The request
All the data should come back exactly as it was given.

>> BEGIN Items

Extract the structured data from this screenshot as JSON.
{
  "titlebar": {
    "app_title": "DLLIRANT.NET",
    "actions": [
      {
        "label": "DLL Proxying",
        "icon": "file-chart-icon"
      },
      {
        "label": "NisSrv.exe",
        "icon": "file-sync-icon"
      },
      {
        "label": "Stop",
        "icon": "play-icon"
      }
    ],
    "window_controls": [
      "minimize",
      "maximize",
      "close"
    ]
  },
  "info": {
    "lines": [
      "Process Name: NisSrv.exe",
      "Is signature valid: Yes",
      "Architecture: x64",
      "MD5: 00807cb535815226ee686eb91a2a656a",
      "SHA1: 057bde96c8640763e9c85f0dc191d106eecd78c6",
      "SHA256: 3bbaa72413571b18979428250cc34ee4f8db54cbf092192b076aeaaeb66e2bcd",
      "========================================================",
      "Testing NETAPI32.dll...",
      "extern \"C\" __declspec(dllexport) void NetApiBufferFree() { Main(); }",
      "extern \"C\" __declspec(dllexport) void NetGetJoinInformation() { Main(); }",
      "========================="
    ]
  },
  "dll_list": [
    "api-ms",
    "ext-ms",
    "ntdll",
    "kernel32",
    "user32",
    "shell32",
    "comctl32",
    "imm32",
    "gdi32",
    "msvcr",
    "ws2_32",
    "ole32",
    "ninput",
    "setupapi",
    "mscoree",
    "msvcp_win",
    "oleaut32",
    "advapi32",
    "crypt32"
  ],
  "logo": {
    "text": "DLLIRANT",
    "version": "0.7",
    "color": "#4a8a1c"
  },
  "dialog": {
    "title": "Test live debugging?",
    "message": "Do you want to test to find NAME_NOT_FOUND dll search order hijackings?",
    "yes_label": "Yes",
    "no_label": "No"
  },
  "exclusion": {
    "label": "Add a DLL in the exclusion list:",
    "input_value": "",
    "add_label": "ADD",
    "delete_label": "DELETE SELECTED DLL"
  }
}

>> END Items

Solution to the exercise
Extract the structured data from this screenshot as JSON.
{
  "titlebar": {
    "app_title": "DLLIRANT.NET",
    "actions": [
      {
        "label": "DLL Proxying",
        "icon": "file-chart-icon"
      },
      {
        "label": "NisSrv.exe",
        "icon": "file-sync-icon"
      },
      {
        "label": "Stop",
        "icon": "play-icon"
      }
    ],
    "window_controls": [
      "minimize",
      "maximize",
      "close"
    ]
  },
  "info": {
    "lines": [
      "Process Name: NisSrv.exe",
      "Is signature valid: Yes",
      "Architecture: x64",
      "MD5: 00807cb535815226ee686eb91a2a656a",
      "SHA1: 057bde96c8640763e9c85f0dc191d106eecd78c6",
      "SHA256: 3bbaa72413571b18979428250cc34ee4f8db54cbf092192b076aeaaeb66e2bcd",
      "========================================================",
      "Testing NETAPI32.dll...",
      "extern \"C\" __declspec(dllexport) void NetApiBufferFree() { Main(); }",
      "extern \"C\" __declspec(dllexport) void NetGetJoinInformation() { Main(); }",
      "========================="
    ]
  },
  "dll_list": [
    "api-ms",
    "ext-ms",
    "ntdll",
    "kernel32",
    "user32",
    "shell32",
    "comctl32",
    "imm32",
    "gdi32",
    "msvcr",
    "ws2_32",
    "ole32",
    "ninput",
    "setupapi",
    "mscoree",
    "msvcp_win",
    "oleaut32",
    "advapi32",
    "crypt32"
  ],
  "logo": {
    "text": "DLLIRANT",
    "version": "0.7",
    "color": "#4a8a1c"
  },
  "dialog": {
    "title": "Test live debugging?",
    "message": "Do you want to test to find NAME_NOT_FOUND dll search order hijackings?",
    "yes_label": "Yes",
    "no_label": "No"
  },
  "exclusion": {
    "label": "Add a DLL in the exclusion list:",
    "input_value": "",
    "add_label": "ADD",
    "delete_label": "DELETE SELECTED DLL"
  }
}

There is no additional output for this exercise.